◆ **Extracted records**
================
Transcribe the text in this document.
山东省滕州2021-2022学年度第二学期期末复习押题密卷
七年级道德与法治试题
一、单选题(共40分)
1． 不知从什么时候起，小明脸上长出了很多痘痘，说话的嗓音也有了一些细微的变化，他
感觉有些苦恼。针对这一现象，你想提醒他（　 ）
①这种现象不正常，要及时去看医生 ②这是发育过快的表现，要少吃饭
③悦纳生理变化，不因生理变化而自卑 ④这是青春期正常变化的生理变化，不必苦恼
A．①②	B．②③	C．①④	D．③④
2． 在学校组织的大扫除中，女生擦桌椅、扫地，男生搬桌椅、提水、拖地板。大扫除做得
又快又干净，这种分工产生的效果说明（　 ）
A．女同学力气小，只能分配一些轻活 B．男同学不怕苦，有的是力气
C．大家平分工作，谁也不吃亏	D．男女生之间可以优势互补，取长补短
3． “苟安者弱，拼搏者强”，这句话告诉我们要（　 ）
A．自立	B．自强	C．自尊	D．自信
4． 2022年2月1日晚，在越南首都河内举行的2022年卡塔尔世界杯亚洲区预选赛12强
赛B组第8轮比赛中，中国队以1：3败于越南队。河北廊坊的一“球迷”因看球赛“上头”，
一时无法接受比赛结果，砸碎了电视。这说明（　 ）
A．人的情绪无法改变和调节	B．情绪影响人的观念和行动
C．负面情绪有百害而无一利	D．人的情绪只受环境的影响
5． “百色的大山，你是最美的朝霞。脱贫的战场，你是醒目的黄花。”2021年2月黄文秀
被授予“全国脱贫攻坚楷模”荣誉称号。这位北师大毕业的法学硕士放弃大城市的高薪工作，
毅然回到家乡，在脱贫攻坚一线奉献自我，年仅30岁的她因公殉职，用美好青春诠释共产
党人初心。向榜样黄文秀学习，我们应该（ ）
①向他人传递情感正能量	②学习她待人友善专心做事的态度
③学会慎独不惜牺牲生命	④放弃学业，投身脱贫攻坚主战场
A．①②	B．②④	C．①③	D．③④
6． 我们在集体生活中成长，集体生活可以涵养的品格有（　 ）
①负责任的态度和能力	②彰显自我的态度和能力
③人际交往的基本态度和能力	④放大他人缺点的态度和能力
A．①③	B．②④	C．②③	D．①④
================
◆ **Written task**
Nothing should be left out: repeat all of the data exactly.

◆ **Result**
Transcribe the text in this document.
山东省滕州2021-2022学年度第二学期期末复习押题密卷
七年级道德与法治试题
一、单选题(共40分)
1． 不知从什么时候起，小明脸上长出了很多痘痘，说话的嗓音也有了一些细微的变化，他
感觉有些苦恼。针对这一现象，你想提醒他（　 ）
①这种现象不正常，要及时去看医生 ②这是发育过快的表现，要少吃饭
③悦纳生理变化，不因生理变化而自卑 ④这是青春期正常变化的生理变化，不必苦恼
A．①②	B．②③	C．①④	D．③④
2． 在学校组织的大扫除中，女生擦桌椅、扫地，男生搬桌椅、提水、拖地板。大扫除做得
又快又干净，这种分工产生的效果说明（　 ）
A．女同学力气小，只能分配一些轻活 B．男同学不怕苦，有的是力气
C．大家平分工作，谁也不吃亏	D．男女生之间可以优势互补，取长补短
3． “苟安者弱，拼搏者强”，这句话告诉我们要（　 ）
A．自立	B．自强	C．自尊	D．自信
4． 2022年2月1日晚，在越南首都河内举行的2022年卡塔尔世界杯亚洲区预选赛12强
赛B组第8轮比赛中，中国队以1：3败于越南队。河北廊坊的一“球迷”因看球赛“上头”，
一时无法接受比赛结果，砸碎了电视。这说明（　 ）
A．人的情绪无法改变和调节	B．情绪影响人的观念和行动
C．负面情绪有百害而无一利	D．人的情绪只受环境的影响
5． “百色的大山，你是最美的朝霞。脱贫的战场，你是醒目的黄花。”2021年2月黄文秀
被授予“全国脱贫攻坚楷模”荣誉称号。这位北师大毕业的法学硕士放弃大城市的高薪工作，
毅然回到家乡，在脱贫攻坚一线奉献自我，年仅30岁的她因公殉职，用美好青春诠释共产
党人初心。向榜样黄文秀学习，我们应该（ ）
①向他人传递情感正能量	②学习她待人友善专心做事的态度
③学会慎独不惜牺牲生命	④放弃学业，投身脱贫攻坚主战场
A．①②	B．②④	C．①③	D．③④
6． 我们在集体生活中成长，集体生活可以涵养的品格有（　 ）
①负责任的态度和能力	②彰显自我的态度和能力
③人际交往的基本态度和能力	④放大他人缺点的态度和能力
A．①③	B．②④	C．②③	D．①④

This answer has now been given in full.